— begin Dataset rows —

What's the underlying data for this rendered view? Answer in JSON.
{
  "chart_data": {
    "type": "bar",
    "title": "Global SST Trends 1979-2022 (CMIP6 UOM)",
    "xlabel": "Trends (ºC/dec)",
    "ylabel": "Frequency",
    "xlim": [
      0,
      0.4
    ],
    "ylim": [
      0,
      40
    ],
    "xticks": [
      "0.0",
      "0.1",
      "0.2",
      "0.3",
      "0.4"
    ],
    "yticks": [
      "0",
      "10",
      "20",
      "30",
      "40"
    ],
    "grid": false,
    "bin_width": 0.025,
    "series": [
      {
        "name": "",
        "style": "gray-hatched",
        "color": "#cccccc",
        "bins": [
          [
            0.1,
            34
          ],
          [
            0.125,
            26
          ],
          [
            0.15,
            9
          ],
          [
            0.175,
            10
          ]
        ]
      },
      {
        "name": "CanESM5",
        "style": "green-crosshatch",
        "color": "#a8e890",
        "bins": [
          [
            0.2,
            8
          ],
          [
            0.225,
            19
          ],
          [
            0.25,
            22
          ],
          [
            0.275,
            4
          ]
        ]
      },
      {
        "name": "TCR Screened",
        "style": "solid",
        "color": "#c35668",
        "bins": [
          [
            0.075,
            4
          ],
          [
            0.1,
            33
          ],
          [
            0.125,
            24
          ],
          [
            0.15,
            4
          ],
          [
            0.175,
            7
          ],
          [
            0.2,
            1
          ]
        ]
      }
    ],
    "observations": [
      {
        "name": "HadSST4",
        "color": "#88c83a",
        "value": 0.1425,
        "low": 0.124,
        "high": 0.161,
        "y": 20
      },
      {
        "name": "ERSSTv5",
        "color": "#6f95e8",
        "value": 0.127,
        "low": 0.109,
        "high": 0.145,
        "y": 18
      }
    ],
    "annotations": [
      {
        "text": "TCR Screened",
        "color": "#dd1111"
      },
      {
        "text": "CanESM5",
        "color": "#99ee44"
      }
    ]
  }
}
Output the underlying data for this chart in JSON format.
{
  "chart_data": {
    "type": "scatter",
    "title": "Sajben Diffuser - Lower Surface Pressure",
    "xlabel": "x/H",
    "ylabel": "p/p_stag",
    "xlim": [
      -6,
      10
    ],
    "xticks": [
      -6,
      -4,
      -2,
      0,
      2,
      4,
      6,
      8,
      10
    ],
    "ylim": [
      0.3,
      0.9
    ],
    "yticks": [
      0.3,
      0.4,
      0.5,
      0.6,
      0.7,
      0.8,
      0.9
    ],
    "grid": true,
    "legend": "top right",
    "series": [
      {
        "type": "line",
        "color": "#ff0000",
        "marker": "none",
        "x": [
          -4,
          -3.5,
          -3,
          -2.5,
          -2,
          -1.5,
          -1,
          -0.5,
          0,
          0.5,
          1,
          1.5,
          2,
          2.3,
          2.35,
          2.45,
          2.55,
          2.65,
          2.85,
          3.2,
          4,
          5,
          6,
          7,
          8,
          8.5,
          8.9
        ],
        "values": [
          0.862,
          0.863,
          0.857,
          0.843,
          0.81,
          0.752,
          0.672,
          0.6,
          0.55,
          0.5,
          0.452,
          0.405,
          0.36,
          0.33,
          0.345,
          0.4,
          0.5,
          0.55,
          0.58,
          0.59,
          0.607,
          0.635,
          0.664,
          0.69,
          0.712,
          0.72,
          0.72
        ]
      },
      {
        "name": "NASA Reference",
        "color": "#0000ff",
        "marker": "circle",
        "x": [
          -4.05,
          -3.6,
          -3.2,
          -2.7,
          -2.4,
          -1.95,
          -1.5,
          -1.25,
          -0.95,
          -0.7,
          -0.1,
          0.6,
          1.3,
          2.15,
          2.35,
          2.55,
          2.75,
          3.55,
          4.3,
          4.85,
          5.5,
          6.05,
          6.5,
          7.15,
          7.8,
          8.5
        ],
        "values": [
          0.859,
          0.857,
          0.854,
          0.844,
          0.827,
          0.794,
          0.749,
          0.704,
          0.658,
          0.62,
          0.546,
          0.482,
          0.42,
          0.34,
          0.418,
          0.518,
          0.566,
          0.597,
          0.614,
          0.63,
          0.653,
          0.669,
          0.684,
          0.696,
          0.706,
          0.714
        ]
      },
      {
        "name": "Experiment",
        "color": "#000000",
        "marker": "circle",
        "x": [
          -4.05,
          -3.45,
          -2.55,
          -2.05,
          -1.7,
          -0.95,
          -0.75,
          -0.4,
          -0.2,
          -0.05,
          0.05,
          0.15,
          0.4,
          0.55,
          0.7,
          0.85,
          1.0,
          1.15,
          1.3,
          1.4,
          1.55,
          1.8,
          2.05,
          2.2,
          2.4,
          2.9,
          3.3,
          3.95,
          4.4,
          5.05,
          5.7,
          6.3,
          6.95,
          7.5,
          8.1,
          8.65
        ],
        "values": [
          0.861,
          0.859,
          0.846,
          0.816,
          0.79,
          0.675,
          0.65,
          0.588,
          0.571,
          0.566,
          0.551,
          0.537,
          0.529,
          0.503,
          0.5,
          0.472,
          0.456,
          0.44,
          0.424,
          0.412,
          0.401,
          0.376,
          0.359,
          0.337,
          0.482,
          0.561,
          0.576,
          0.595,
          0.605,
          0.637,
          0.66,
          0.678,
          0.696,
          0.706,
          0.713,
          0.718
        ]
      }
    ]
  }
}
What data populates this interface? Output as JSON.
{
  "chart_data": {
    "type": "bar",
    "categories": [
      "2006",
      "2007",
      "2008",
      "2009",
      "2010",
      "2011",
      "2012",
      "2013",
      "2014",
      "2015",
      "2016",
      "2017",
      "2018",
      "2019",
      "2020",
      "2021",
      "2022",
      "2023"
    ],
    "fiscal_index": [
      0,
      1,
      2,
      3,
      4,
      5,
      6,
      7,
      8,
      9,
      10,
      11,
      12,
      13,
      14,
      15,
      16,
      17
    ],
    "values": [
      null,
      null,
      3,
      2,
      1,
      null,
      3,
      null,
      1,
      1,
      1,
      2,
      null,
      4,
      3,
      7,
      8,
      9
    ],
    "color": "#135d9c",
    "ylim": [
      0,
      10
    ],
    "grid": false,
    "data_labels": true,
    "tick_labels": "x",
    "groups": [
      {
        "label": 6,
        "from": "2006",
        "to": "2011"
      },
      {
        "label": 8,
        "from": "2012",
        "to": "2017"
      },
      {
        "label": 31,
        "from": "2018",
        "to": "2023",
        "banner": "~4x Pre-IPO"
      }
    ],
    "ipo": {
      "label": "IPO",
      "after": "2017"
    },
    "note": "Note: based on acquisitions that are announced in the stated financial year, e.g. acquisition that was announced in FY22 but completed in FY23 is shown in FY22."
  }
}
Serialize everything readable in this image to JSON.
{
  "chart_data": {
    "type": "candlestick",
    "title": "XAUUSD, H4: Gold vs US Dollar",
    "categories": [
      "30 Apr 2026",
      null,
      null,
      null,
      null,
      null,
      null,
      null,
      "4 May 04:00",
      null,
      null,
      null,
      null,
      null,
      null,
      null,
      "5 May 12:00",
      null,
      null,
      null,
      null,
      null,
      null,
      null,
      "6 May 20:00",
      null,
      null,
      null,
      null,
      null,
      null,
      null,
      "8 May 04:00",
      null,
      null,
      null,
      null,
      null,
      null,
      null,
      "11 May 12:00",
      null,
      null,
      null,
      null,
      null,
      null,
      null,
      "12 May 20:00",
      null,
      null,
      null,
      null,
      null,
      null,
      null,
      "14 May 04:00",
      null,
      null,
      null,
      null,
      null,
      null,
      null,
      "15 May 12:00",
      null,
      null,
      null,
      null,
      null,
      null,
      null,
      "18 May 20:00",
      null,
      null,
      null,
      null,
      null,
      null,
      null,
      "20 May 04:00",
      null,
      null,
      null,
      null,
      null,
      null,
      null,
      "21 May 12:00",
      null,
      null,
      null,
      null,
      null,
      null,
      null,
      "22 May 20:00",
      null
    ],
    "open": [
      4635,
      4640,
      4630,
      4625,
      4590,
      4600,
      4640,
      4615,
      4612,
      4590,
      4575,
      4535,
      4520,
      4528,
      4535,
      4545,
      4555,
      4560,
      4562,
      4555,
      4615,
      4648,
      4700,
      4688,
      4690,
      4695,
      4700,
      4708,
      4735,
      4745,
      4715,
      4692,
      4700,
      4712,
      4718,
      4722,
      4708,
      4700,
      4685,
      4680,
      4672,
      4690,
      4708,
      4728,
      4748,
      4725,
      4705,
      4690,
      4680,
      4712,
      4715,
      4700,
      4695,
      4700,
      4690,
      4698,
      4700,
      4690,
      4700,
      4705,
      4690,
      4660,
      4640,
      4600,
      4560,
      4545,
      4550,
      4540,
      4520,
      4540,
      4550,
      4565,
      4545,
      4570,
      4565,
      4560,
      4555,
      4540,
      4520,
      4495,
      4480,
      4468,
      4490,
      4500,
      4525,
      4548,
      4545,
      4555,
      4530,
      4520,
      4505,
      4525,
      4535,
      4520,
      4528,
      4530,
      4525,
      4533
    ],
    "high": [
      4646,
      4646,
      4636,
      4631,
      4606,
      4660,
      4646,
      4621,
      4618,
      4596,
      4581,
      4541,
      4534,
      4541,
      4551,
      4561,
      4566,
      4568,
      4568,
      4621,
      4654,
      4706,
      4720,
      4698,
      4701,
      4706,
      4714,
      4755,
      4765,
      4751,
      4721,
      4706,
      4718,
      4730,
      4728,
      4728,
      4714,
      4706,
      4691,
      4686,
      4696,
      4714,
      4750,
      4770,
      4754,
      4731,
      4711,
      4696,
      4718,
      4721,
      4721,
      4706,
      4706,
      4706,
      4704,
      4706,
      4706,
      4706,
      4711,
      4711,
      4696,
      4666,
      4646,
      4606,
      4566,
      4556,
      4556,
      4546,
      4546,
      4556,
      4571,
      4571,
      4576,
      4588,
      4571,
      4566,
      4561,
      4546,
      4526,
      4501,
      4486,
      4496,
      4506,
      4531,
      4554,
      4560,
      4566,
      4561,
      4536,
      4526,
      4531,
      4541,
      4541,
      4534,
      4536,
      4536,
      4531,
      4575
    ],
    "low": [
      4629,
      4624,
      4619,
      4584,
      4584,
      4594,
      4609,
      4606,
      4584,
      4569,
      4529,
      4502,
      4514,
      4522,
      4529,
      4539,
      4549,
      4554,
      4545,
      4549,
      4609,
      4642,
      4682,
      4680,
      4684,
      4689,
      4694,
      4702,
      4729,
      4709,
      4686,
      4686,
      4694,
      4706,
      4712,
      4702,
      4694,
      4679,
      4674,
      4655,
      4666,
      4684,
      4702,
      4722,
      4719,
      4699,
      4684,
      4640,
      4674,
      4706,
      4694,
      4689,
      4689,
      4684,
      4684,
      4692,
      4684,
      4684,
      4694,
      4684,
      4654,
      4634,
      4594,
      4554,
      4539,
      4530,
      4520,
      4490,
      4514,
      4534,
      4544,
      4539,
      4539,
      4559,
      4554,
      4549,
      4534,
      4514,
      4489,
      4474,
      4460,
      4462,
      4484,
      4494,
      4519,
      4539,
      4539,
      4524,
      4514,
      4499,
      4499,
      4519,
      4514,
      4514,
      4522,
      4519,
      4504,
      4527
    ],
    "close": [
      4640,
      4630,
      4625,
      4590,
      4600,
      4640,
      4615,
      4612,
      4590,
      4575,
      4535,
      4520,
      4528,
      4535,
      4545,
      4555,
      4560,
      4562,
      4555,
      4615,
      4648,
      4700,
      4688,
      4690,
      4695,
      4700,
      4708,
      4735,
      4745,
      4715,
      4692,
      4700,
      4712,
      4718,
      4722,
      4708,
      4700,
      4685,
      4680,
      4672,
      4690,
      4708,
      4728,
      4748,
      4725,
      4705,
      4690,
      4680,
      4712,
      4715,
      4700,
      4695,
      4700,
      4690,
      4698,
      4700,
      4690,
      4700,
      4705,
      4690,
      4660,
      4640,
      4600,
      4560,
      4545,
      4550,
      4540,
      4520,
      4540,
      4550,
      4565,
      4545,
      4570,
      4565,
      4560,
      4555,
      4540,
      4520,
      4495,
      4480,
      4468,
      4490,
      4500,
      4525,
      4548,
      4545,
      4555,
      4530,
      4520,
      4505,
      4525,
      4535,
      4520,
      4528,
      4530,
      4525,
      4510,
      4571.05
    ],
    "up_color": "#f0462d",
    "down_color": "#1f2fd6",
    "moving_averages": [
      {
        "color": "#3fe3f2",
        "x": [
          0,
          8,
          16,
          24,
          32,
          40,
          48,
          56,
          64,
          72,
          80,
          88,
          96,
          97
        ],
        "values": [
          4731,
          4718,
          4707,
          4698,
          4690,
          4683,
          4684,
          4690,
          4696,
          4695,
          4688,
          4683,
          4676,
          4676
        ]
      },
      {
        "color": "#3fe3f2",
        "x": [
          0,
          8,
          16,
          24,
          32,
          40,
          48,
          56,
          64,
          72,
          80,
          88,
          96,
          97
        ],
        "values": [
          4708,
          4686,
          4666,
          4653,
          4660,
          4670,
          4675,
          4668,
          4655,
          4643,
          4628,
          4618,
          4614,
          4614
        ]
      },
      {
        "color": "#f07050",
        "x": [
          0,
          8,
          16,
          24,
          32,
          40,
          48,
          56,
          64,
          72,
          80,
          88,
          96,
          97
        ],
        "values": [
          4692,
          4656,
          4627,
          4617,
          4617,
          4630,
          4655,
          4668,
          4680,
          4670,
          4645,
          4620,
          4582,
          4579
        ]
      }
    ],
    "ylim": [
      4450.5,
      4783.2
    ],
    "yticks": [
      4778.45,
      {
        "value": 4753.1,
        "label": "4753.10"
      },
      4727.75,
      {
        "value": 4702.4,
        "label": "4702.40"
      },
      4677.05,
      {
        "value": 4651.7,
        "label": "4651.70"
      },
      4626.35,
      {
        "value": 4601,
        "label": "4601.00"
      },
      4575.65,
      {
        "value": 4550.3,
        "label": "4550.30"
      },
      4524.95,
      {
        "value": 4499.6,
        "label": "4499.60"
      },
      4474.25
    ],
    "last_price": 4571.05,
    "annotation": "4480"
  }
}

— end Dataset rows —

• **Brief**:
Extract, from the listing above, every line where the string "What" occurs.

• **Result for this task**:
What's the underlying data for this rendered view? Answer in JSON.
What data populates this interface? Output as JSON.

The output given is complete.